[Записи набора данных]
++++

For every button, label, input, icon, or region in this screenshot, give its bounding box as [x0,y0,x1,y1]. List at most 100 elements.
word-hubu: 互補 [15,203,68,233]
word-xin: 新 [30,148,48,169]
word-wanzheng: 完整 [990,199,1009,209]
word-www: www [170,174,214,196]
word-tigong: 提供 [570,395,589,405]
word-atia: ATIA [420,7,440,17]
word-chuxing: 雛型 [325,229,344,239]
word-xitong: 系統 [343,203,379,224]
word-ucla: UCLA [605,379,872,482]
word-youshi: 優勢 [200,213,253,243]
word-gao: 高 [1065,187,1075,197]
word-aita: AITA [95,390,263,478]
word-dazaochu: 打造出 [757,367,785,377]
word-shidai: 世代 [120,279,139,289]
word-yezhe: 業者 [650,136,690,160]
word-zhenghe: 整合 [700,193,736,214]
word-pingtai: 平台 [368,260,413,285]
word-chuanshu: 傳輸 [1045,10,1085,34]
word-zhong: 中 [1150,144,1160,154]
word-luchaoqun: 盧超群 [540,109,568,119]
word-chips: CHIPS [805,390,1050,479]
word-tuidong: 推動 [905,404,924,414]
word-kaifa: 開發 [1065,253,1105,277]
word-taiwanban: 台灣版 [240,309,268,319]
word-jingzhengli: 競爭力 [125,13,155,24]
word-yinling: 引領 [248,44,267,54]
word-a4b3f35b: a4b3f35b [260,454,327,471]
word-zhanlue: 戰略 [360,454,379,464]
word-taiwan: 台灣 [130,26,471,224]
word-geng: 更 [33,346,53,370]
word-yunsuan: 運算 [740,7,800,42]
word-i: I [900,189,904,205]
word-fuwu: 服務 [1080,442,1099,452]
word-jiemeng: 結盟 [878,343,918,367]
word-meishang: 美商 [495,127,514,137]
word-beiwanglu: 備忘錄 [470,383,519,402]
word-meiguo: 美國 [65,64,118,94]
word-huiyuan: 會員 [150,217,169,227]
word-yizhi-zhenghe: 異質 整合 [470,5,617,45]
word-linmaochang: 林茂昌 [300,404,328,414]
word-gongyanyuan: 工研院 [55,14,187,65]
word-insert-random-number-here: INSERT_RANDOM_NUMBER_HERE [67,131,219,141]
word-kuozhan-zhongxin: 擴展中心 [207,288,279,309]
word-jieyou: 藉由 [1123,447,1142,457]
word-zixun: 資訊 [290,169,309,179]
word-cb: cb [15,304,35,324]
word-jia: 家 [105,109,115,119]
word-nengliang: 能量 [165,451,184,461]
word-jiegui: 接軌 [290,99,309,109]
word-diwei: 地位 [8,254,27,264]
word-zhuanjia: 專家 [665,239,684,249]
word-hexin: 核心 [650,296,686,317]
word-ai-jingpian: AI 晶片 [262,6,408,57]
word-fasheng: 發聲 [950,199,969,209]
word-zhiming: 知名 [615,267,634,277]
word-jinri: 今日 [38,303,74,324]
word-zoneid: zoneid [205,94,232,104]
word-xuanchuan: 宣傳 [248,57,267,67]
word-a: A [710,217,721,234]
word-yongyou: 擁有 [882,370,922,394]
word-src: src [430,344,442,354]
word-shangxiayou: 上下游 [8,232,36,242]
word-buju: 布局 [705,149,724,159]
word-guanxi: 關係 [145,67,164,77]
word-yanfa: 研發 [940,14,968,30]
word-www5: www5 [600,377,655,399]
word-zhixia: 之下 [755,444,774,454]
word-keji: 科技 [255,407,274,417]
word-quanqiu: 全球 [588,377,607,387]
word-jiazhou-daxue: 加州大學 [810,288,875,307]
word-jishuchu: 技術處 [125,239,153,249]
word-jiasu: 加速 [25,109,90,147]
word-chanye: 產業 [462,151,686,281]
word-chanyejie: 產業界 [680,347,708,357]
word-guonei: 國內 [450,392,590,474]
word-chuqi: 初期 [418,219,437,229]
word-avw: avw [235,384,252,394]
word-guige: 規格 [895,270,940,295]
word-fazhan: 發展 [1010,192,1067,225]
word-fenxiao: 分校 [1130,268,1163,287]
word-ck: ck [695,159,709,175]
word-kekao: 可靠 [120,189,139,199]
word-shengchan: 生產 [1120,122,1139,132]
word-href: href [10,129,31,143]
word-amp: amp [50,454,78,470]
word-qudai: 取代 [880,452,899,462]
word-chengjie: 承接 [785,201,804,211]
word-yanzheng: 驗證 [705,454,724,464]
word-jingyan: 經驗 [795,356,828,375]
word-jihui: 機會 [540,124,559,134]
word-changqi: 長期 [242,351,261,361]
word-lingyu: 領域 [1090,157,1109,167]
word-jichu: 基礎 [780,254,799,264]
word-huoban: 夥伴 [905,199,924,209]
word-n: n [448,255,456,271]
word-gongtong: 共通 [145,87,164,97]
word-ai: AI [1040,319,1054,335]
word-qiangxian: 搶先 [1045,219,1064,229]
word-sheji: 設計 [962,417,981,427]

++++

**ЗАДАНИЕ К ВЫПОЛНЕНИЮ**
Воспроизведите все приведенные выше строки в точности, без малейших изменений.

**ПОЛНЫЙ ОТВЕТ**
For every button, label, input, icon, or region in this screenshot, give its bounding box as [x0,y0,x1,y1]. List at most 100 elements.
word-hubu: 互補 [15,203,68,233]
word-xin: 新 [30,148,48,169]
word-wanzheng: 完整 [990,199,1009,209]
word-www: www [170,174,214,196]
word-tigong: 提供 [570,395,589,405]
word-atia: ATIA [420,7,440,17]
word-chuxing: 雛型 [325,229,344,239]
word-xitong: 系統 [343,203,379,224]
word-ucla: UCLA [605,379,872,482]
word-youshi: 優勢 [200,213,253,243]
word-gao: 高 [1065,187,1075,197]
word-aita: AITA [95,390,263,478]
word-dazaochu: 打造出 [757,367,785,377]
word-shidai: 世代 [120,279,139,289]
word-yezhe: 業者 [650,136,690,160]
word-zhenghe: 整合 [700,193,736,214]
word-pingtai: 平台 [368,260,413,285]
word-chuanshu: 傳輸 [1045,10,1085,34]
word-zhong: 中 [1150,144,1160,154]
word-luchaoqun: 盧超群 [540,109,568,119]
word-chips: CHIPS [805,390,1050,479]
word-tuidong: 推動 [905,404,924,414]
word-kaifa: 開發 [1065,253,1105,277]
word-taiwanban: 台灣版 [240,309,268,319]
word-jingzhengli: 競爭力 [125,13,155,24]
word-yinling: 引領 [248,44,267,54]
word-a4b3f35b: a4b3f35b [260,454,327,471]
word-zhanlue: 戰略 [360,454,379,464]
word-taiwan: 台灣 [130,26,471,224]
word-geng: 更 [33,346,53,370]
word-yunsuan: 運算 [740,7,800,42]
word-i: I [900,189,904,205]
word-fuwu: 服務 [1080,442,1099,452]
word-jiemeng: 結盟 [878,343,918,367]
word-meishang: 美商 [495,127,514,137]
word-beiwanglu: 備忘錄 [470,383,519,402]
word-meiguo: 美國 [65,64,118,94]
word-huiyuan: 會員 [150,217,169,227]
word-yizhi-zhenghe: 異質 整合 [470,5,617,45]
word-linmaochang: 林茂昌 [300,404,328,414]
word-gongyanyuan: 工研院 [55,14,187,65]
word-insert-random-number-here: INSERT_RANDOM_NUMBER_HERE [67,131,219,141]
word-kuozhan-zhongxin: 擴展中心 [207,288,279,309]
word-jieyou: 藉由 [1123,447,1142,457]
word-zixun: 資訊 [290,169,309,179]
word-cb: cb [15,304,35,324]
word-jia: 家 [105,109,115,119]
word-nengliang: 能量 [165,451,184,461]
word-jiegui: 接軌 [290,99,309,109]
word-diwei: 地位 [8,254,27,264]
word-zhuanjia: 專家 [665,239,684,249]
word-hexin: 核心 [650,296,686,317]
word-ai-jingpian: AI 晶片 [262,6,408,57]
word-fasheng: 發聲 [950,199,969,209]
word-zhiming: 知名 [615,267,634,277]
word-jinri: 今日 [38,303,74,324]
word-zoneid: zoneid [205,94,232,104]
word-xuanchuan: 宣傳 [248,57,267,67]
word-a: A [710,217,721,234]
word-yongyou: 擁有 [882,370,922,394]
word-src: src [430,344,442,354]
word-shangxiayou: 上下游 [8,232,36,242]
word-buju: 布局 [705,149,724,159]
word-guanxi: 關係 [145,67,164,77]
word-yanfa: 研發 [940,14,968,30]
word-www5: www5 [600,377,655,399]
word-zhixia: 之下 [755,444,774,454]
word-keji: 科技 [255,407,274,417]
word-quanqiu: 全球 [588,377,607,387]
word-jiazhou-daxue: 加州大學 [810,288,875,307]
word-jishuchu: 技術處 [125,239,153,249]
word-jiasu: 加速 [25,109,90,147]
word-chanye: 產業 [462,151,686,281]
word-chanyejie: 產業界 [680,347,708,357]
word-guonei: 國內 [450,392,590,474]
word-chuqi: 初期 [418,219,437,229]
word-avw: avw [235,384,252,394]
word-guige: 規格 [895,270,940,295]
word-fazhan: 發展 [1010,192,1067,225]
word-fenxiao: 分校 [1130,268,1163,287]
word-ck: ck [695,159,709,175]
word-kekao: 可靠 [120,189,139,199]
word-shengchan: 生產 [1120,122,1139,132]
word-href: href [10,129,31,143]
word-amp: amp [50,454,78,470]
word-qudai: 取代 [880,452,899,462]
word-chengjie: 承接 [785,201,804,211]
word-yanzheng: 驗證 [705,454,724,464]
word-jingyan: 經驗 [795,356,828,375]
word-jihui: 機會 [540,124,559,134]
word-changqi: 長期 [242,351,261,361]
word-lingyu: 領域 [1090,157,1109,167]
word-jichu: 基礎 [780,254,799,264]
word-huoban: 夥伴 [905,199,924,209]
word-n: n [448,255,456,271]
word-gongtong: 共通 [145,87,164,97]
word-ai: AI [1040,319,1054,335]
word-qiangxian: 搶先 [1045,219,1064,229]
word-sheji: 設計 [962,417,981,427]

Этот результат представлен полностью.